====== SOURCE EXTRACT ======

But you undersell yourself I think, Meg; you seem to bring far more good qualities to the table than you give yourself credit for, but then again, I think we’re all guilty of that at some point in our lives.
Being the best person you can be? For whom, exactly, and according to whom, exactly? If that’s a self-assessment then, fair enough; if we’re always honest with ourselves, we can find ways to better ourselves. Having said that though, do we reach a final point where we are who are and no further improvement is necessary or even sought? If being the best we can be is contingent on someone else’s assessment, then I think we run the risk of always falling prey to dissatisfaction, unhappiness, feelings of inadequacy, and of course, loneliness.
Where does love begin? The age-old question, girl, and you’re not alone in asking it.
Great post. :-)
November 26th, 2007 at 4:43 pm
“Long enough for me to dance around in blissful certainty to exactly two love songs.”
this approach may be what will end up working for you. love, like anything else in our lives, changes and frequently comes to an end. or, conversely, can be a constant.
tricky? definitely.
but, imhExperiences with it, is all ways worth having in any capacity that it can afford me.
have fun. and good post, btw.
;)
November 26th, 2007 at 5:59 pm
I’ve been in love exactly twice. The first time ended badly. The second time, hasn’t ended.
I used a tamer version of LavaLife for introductions and posted a list of qualities: “You’ll run through the sprinklers at Brewer Park with me”, and “You won’t feel embarrassed when I skip down Rideau Street”. We courted through email. He wrote beautifully. I was intrigued and charmed.
We were older (well into our 30s), and came with baggage. We both accepted each other for where we were in life, and agreed we could support one another on the journey. We also were aware of the pitfalls of relationships and that they took work, a lot of work to keep things running. We took a chance and, so far, it’s paid off for us.

====== RECORDS PROVIDED ======

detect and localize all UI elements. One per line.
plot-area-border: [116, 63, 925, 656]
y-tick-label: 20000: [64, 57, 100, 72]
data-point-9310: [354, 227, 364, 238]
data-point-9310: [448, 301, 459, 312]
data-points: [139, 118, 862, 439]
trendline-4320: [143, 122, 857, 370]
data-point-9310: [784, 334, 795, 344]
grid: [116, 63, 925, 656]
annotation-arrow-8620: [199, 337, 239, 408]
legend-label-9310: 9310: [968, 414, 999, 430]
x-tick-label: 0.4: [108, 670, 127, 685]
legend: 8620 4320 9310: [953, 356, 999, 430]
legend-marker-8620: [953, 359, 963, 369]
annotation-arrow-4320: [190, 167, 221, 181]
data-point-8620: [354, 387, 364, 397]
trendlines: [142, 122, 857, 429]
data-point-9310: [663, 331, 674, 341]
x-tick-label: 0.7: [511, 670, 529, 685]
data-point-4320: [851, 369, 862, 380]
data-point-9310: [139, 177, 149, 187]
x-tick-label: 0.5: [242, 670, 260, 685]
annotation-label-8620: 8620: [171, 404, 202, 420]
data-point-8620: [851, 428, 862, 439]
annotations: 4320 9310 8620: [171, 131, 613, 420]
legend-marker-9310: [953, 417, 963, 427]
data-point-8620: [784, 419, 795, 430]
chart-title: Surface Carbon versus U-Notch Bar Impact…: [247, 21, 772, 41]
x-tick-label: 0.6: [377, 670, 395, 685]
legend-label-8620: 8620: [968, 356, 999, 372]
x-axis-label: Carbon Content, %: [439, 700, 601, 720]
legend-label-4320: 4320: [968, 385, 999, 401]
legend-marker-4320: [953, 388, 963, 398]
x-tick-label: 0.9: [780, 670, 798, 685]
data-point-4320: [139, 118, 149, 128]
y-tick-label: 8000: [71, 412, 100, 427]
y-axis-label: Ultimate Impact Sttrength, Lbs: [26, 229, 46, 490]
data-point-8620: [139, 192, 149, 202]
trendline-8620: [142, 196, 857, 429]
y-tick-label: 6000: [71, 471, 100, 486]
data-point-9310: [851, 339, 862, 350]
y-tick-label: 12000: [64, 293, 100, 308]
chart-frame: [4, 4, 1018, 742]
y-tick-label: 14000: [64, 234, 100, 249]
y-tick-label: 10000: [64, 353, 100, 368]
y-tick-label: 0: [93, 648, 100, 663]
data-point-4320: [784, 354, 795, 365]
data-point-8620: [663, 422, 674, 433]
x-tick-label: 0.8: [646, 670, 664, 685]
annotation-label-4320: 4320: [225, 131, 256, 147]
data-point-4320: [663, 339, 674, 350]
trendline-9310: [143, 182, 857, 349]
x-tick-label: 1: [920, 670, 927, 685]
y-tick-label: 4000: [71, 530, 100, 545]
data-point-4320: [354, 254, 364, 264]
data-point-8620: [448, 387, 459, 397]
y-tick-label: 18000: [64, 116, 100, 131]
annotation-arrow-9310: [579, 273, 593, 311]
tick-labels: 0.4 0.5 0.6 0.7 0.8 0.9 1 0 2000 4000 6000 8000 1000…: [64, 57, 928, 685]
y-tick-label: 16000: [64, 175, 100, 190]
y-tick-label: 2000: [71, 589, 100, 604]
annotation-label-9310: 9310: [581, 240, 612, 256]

======

*SET OF TASKS:*
1. According to the blog comments, how many times has the commenter who wrote about LavaLife been in love?
2. Say whether each statement agrees with the blog comments, and quote the words that decide it.
(a) The commenter who has been in love twice used a tamer version of LavaLife for introductions.
(b) That commenter and the partner met while in their 20s.
(c) They courted through email.

*RESULTS:*
1. Exactly twice.

2.
(a) Yes: "I used a tamer version of LavaLife for introductions"
(b) No: "We were older (well into our 30s)"
(c) Yes: "We courted through email."